> **Dataset records**
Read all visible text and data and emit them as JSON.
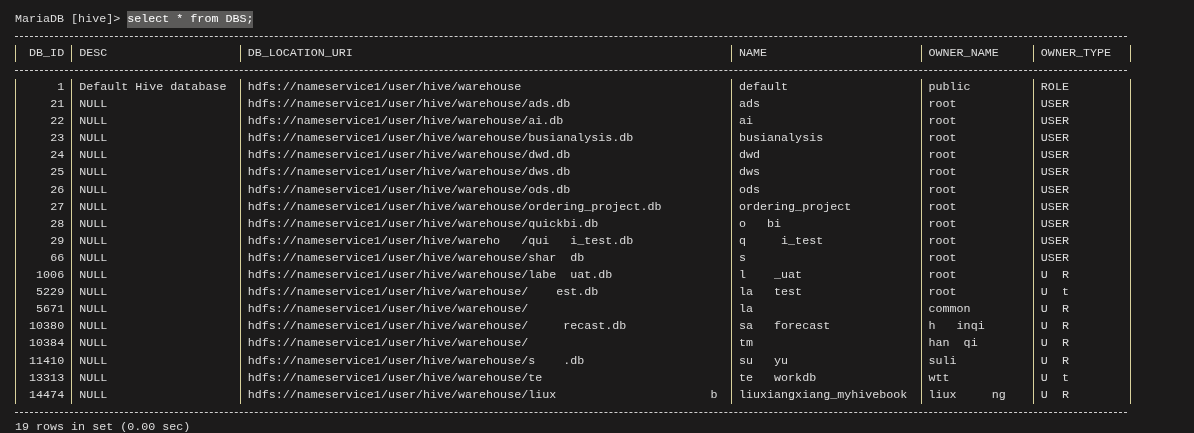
{
  "prompt": {
    "prefix": "MariaDB [hive]>",
    "command": "select * from DBS;"
  },
  "table": {
    "columns": [
      "DB_ID",
      "DESC",
      "DB_LOCATION_URI",
      "NAME",
      "OWNER_NAME",
      "OWNER_TYPE"
    ],
    "rows": [
      [
        "1",
        "Default Hive database",
        "hdfs://nameservice1/user/hive/warehouse",
        "default",
        "public",
        "ROLE"
      ],
      [
        "21",
        "NULL",
        "hdfs://nameservice1/user/hive/warehouse/ads.db",
        "ads",
        "root",
        "USER"
      ],
      [
        "22",
        "NULL",
        "hdfs://nameservice1/user/hive/warehouse/ai.db",
        "ai",
        "root",
        "USER"
      ],
      [
        "23",
        "NULL",
        "hdfs://nameservice1/user/hive/warehouse/busianalysis.db",
        "busianalysis",
        "root",
        "USER"
      ],
      [
        "24",
        "NULL",
        "hdfs://nameservice1/user/hive/warehouse/dwd.db",
        "dwd",
        "root",
        "USER"
      ],
      [
        "25",
        "NULL",
        "hdfs://nameservice1/user/hive/warehouse/dws.db",
        "dws",
        "root",
        "USER"
      ],
      [
        "26",
        "NULL",
        "hdfs://nameservice1/user/hive/warehouse/ods.db",
        "ods",
        "root",
        "USER"
      ],
      [
        "27",
        "NULL",
        "hdfs://nameservice1/user/hive/warehouse/ordering_project.db",
        "ordering_project",
        "root",
        "USER"
      ],
      [
        "28",
        "NULL",
        "hdfs://nameservice1/user/hive/warehouse/quickbi.db",
        "o   bi",
        "root",
        "USER"
      ],
      [
        "29",
        "NULL",
        "hdfs://nameservice1/user/hive/wareho   /qui   i_test.db",
        "q     i_test",
        "root",
        "USER"
      ],
      [
        "66",
        "NULL",
        "hdfs://nameservice1/user/hive/warehouse/shar  db",
        "s",
        "root",
        "USER"
      ],
      [
        "1006",
        "NULL",
        "hdfs://nameservice1/user/hive/warehouse/labe  uat.db",
        "l    _uat",
        "root",
        "U  R"
      ],
      [
        "5229",
        "NULL",
        "hdfs://nameservice1/user/hive/warehouse/    est.db",
        "la   test",
        "root",
        "U  t"
      ],
      [
        "5671",
        "NULL",
        "hdfs://nameservice1/user/hive/warehouse/",
        "la",
        "common",
        "U  R"
      ],
      [
        "10380",
        "NULL",
        "hdfs://nameservice1/user/hive/warehouse/     recast.db",
        "sa   forecast",
        "h   inqi",
        "U  R"
      ],
      [
        "10384",
        "NULL",
        "hdfs://nameservice1/user/hive/warehouse/",
        "tm",
        "han  qi",
        "U  R"
      ],
      [
        "11410",
        "NULL",
        "hdfs://nameservice1/user/hive/warehouse/s    .db",
        "su   yu",
        "suli",
        "U  R"
      ],
      [
        "13313",
        "NULL",
        "hdfs://nameservice1/user/hive/warehouse/te",
        "te   workdb",
        "wtt",
        "U  t"
      ],
      [
        "14474",
        "NULL",
        "hdfs://nameservice1/user/hive/warehouse/liux                      b",
        "liuxiangxiang_myhivebook",
        "liux     ng",
        "U  R"
      ]
    ]
  },
  "status": "19 rows in set (0.00 sec)"
}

> **Exercise brief**
Which lines hold the word "busianalysis"? Copy each of them from the records.

> **Exercise solution**
        "hdfs://nameservice1/user/hive/warehouse/busianalysis.db",
        "busianalysis",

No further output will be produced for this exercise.